§ YOUR TASK
Copy each line of the records that contains the word "screenshot".

--- Start DATASET EXTRACT ---

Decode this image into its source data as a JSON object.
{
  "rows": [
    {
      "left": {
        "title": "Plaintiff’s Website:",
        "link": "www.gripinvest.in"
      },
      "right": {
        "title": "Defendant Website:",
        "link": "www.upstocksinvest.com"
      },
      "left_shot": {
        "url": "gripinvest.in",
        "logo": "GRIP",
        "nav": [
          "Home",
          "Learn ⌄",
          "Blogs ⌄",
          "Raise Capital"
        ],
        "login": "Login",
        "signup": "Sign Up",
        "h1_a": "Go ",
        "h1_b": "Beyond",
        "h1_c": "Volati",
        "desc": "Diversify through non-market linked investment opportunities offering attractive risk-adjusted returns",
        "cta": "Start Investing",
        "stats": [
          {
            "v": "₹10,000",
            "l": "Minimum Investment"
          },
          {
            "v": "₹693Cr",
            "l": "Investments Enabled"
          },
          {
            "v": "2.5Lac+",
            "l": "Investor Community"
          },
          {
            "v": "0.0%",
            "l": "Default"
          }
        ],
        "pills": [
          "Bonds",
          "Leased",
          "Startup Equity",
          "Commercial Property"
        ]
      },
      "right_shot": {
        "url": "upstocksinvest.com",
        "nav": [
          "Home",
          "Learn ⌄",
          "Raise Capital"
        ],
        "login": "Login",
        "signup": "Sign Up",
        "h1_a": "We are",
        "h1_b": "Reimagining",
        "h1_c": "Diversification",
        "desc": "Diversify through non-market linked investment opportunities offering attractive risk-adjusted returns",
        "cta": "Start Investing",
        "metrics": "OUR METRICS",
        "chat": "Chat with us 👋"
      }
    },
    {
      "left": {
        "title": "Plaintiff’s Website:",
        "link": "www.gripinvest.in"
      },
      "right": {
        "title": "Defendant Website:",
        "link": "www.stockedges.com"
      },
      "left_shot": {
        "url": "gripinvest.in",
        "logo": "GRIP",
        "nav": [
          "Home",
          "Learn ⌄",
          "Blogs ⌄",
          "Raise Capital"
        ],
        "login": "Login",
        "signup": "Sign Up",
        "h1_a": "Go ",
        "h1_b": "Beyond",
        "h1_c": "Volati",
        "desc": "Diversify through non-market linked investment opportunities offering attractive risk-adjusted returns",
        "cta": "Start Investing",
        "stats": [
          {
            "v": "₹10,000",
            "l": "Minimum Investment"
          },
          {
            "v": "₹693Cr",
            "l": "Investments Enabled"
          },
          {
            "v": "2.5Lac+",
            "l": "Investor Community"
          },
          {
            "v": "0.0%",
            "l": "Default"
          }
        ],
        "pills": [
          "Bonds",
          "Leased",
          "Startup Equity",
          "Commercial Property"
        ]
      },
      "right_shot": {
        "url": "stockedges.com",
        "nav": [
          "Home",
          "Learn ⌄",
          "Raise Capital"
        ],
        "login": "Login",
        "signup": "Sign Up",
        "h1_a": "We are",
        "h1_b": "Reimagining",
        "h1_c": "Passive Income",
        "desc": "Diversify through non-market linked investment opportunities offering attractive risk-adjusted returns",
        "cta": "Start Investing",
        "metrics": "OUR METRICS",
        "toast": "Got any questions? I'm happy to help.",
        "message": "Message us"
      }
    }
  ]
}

--- End DATASET EXTRACT ---
--- Start DATASET EXTRACT ---

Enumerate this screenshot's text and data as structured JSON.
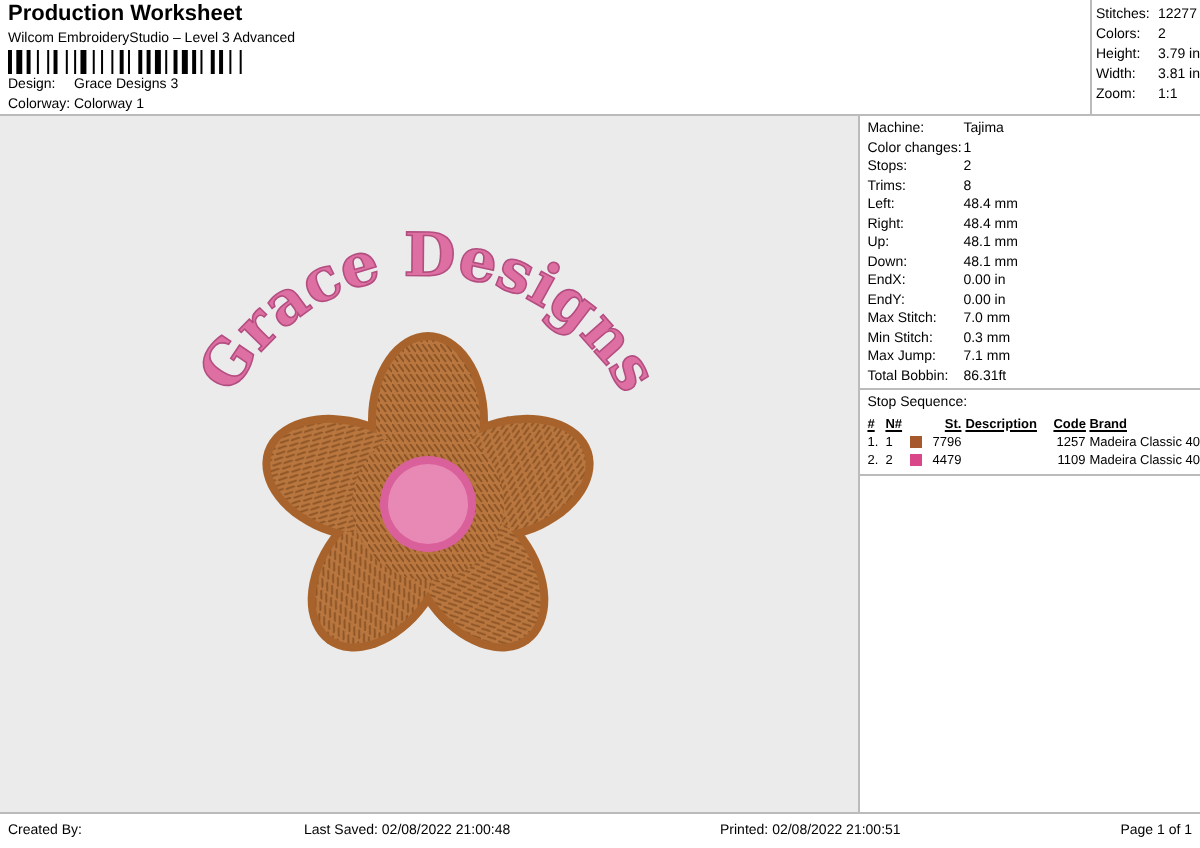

--- End DATASET EXTRACT ---
--- Start DATASET EXTRACT ---

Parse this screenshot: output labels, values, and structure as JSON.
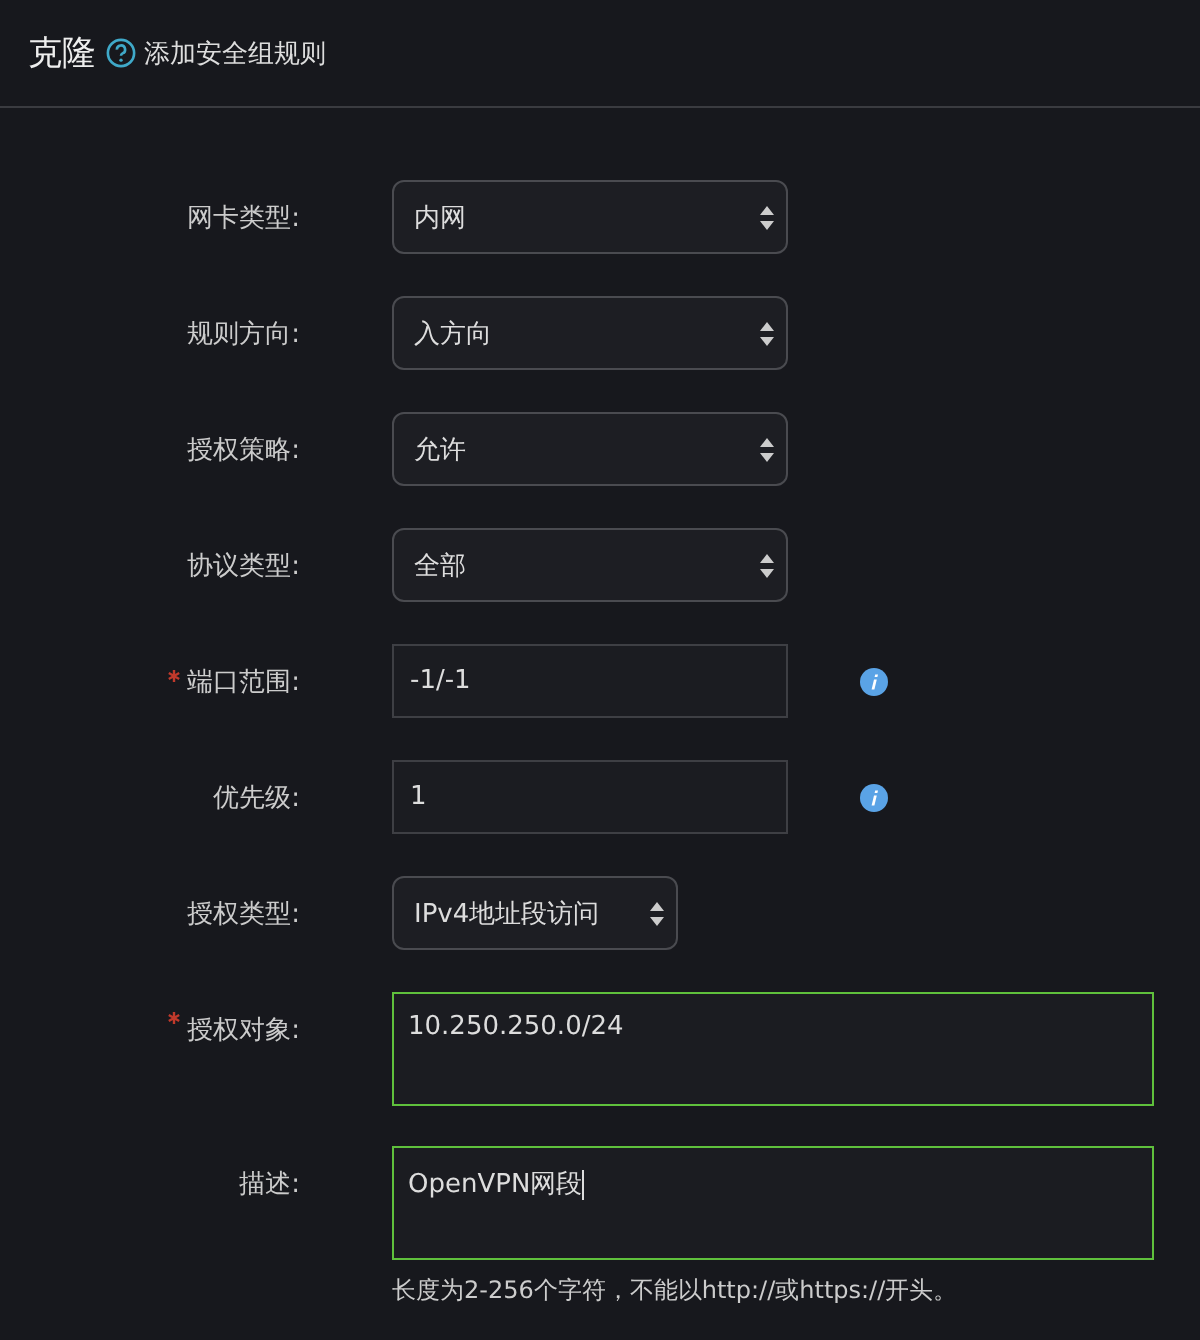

--- End DATASET EXTRACT ---

§ WORKED ANSWER
Enumerate this screenshot's text and data as structured JSON.
Parse this screenshot: output labels, values, and structure as JSON.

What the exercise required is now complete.